◆ TASK INSTRUCTIONS: Return the material word for word. Do not include pictures.

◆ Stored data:
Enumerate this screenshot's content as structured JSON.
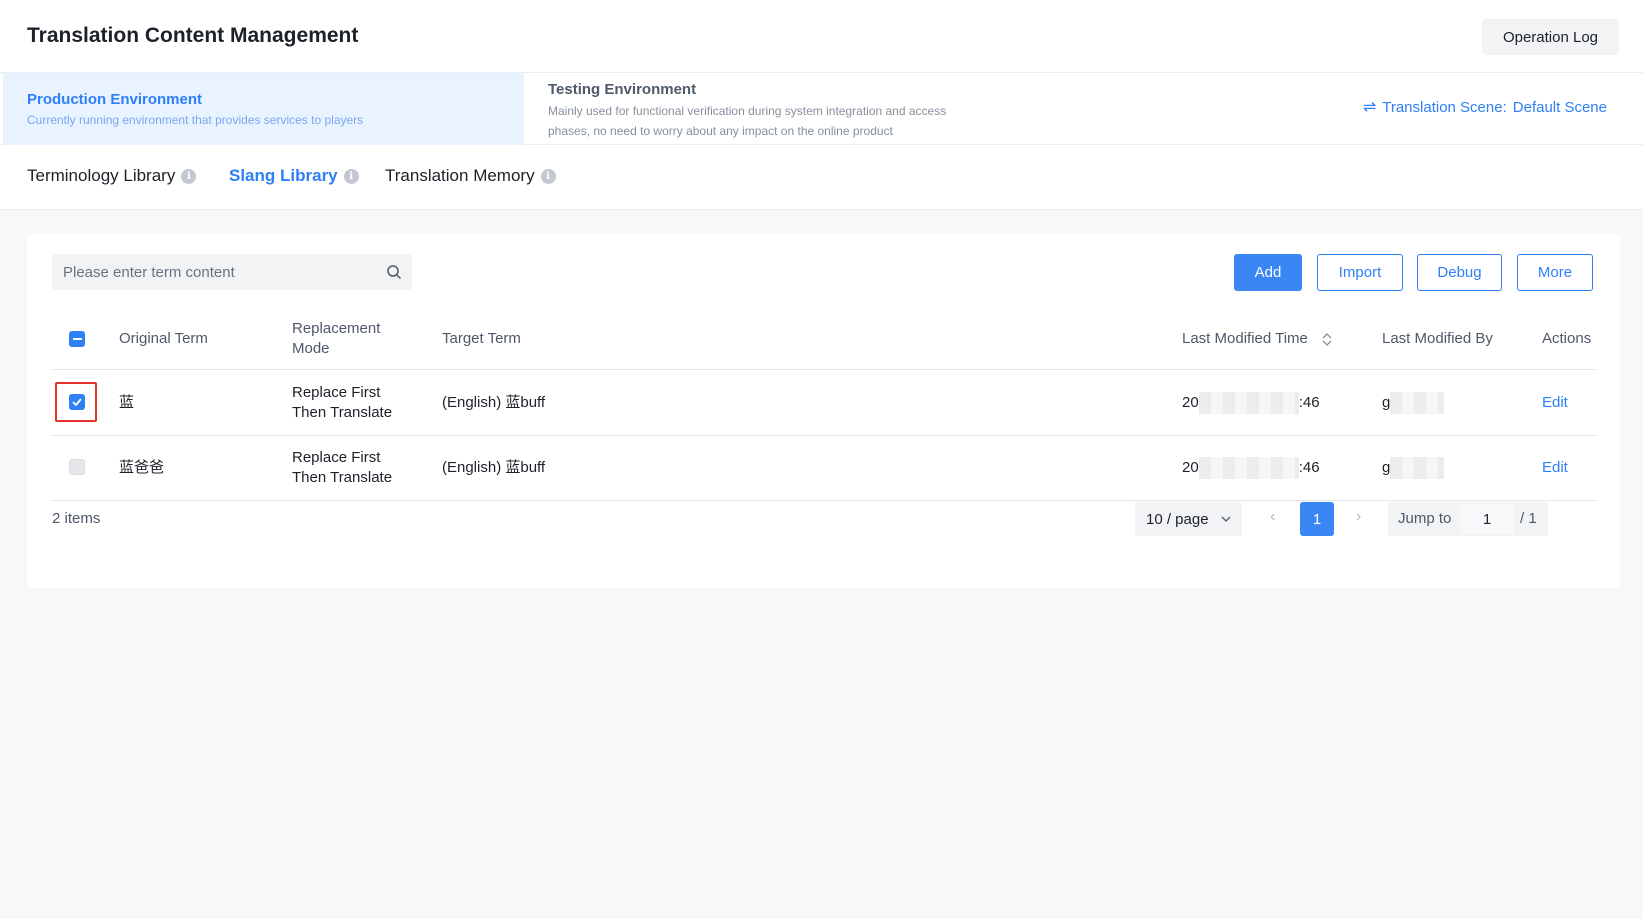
{
  "header": {
    "title": "Translation Content Management",
    "operation_log": "Operation Log"
  },
  "environments": {
    "production": {
      "title": "Production Environment",
      "desc": "Currently running environment that provides services to players"
    },
    "testing": {
      "title": "Testing Environment",
      "desc": "Mainly used for functional verification during system integration and access phases, no need to worry about any impact on the online product"
    },
    "scene_label": "Translation Scene",
    "scene_sep": ":",
    "scene_value": "Default Scene"
  },
  "tabs": [
    {
      "label": "Terminology Library"
    },
    {
      "label": "Slang Library"
    },
    {
      "label": "Translation Memory"
    }
  ],
  "toolbar": {
    "search_placeholder": "Please enter term content",
    "add": "Add",
    "import": "Import",
    "debug": "Debug",
    "more": "More"
  },
  "table": {
    "columns": {
      "original": "Original Term",
      "mode_line1": "Replacement",
      "mode_line2": "Mode",
      "target": "Target Term",
      "modified_time": "Last Modified Time",
      "modified_by": "Last Modified By",
      "actions": "Actions"
    },
    "rows": [
      {
        "checked": true,
        "original": "蓝",
        "mode_line1": "Replace First",
        "mode_line2": "Then Translate",
        "target": "(English) 蓝buff",
        "time_start": "20",
        "time_end": ":46",
        "by_start": "g",
        "action": "Edit"
      },
      {
        "checked": false,
        "original": "蓝爸爸",
        "mode_line1": "Replace First",
        "mode_line2": "Then Translate",
        "target": "(English) 蓝buff",
        "time_start": "20",
        "time_end": ":46",
        "by_start": "g",
        "action": "Edit"
      }
    ]
  },
  "pagination": {
    "total": "2 items",
    "page_size": "10 / page",
    "current": "1",
    "jump_label": "Jump to",
    "jump_value": "1",
    "total_pages": "/ 1"
  },
  "colors": {
    "primary": "#2f7ff5",
    "highlight": "#e5322d"
  }
}
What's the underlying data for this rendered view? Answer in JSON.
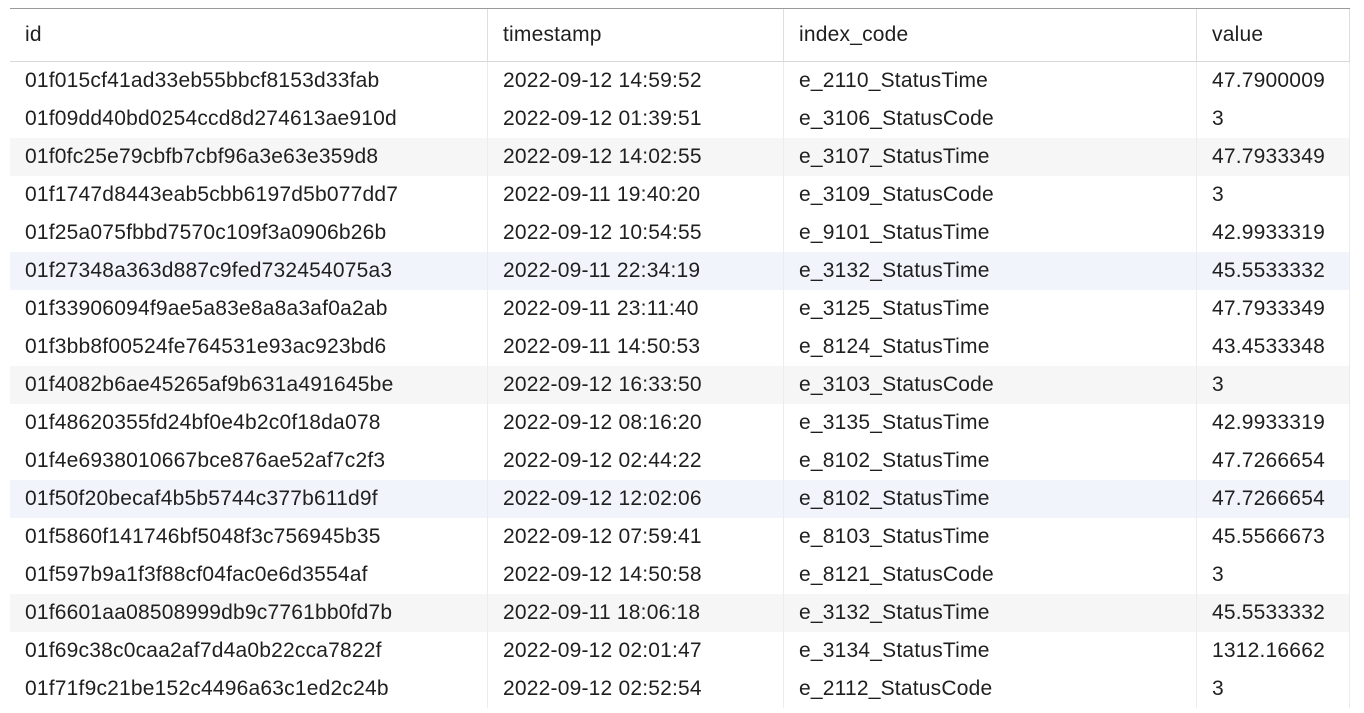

◆ COMPLETE ANSWER:
Enumerate this screenshot's content as structured JSON.
{
  "header": {
    "title": "Translation Content Management",
    "operation_log": "Operation Log"
  },
  "environments": {
    "production": {
      "title": "Production Environment",
      "desc": "Currently running environment that provides services to players"
    },
    "testing": {
      "title": "Testing Environment",
      "desc": "Mainly used for functional verification during system integration and access phases, no need to worry about any impact on the online product"
    },
    "scene_label": "Translation Scene",
    "scene_sep": ":",
    "scene_value": "Default Scene"
  },
  "tabs": [
    {
      "label": "Terminology Library"
    },
    {
      "label": "Slang Library"
    },
    {
      "label": "Translation Memory"
    }
  ],
  "toolbar": {
    "search_placeholder": "Please enter term content",
    "add": "Add",
    "import": "Import",
    "debug": "Debug",
    "more": "More"
  },
  "table": {
    "columns": {
      "original": "Original Term",
      "mode_line1": "Replacement",
      "mode_line2": "Mode",
      "target": "Target Term",
      "modified_time": "Last Modified Time",
      "modified_by": "Last Modified By",
      "actions": "Actions"
    },
    "rows": [
      {
        "checked": true,
        "original": "蓝",
        "mode_line1": "Replace First",
        "mode_line2": "Then Translate",
        "target": "(English) 蓝buff",
        "time_start": "20",
        "time_end": ":46",
        "by_start": "g",
        "action": "Edit"
      },
      {
        "checked": false,
        "original": "蓝爸爸",
        "mode_line1": "Replace First",
        "mode_line2": "Then Translate",
        "target": "(English) 蓝buff",
        "time_start": "20",
        "time_end": ":46",
        "by_start": "g",
        "action": "Edit"
      }
    ]
  },
  "pagination": {
    "total": "2 items",
    "page_size": "10 / page",
    "current": "1",
    "jump_label": "Jump to",
    "jump_value": "1",
    "total_pages": "/ 1"
  },
  "colors": {
    "primary": "#2f7ff5",
    "highlight": "#e5322d"
  }
}
What's the underlying data for this rendered view? Answer in JSON.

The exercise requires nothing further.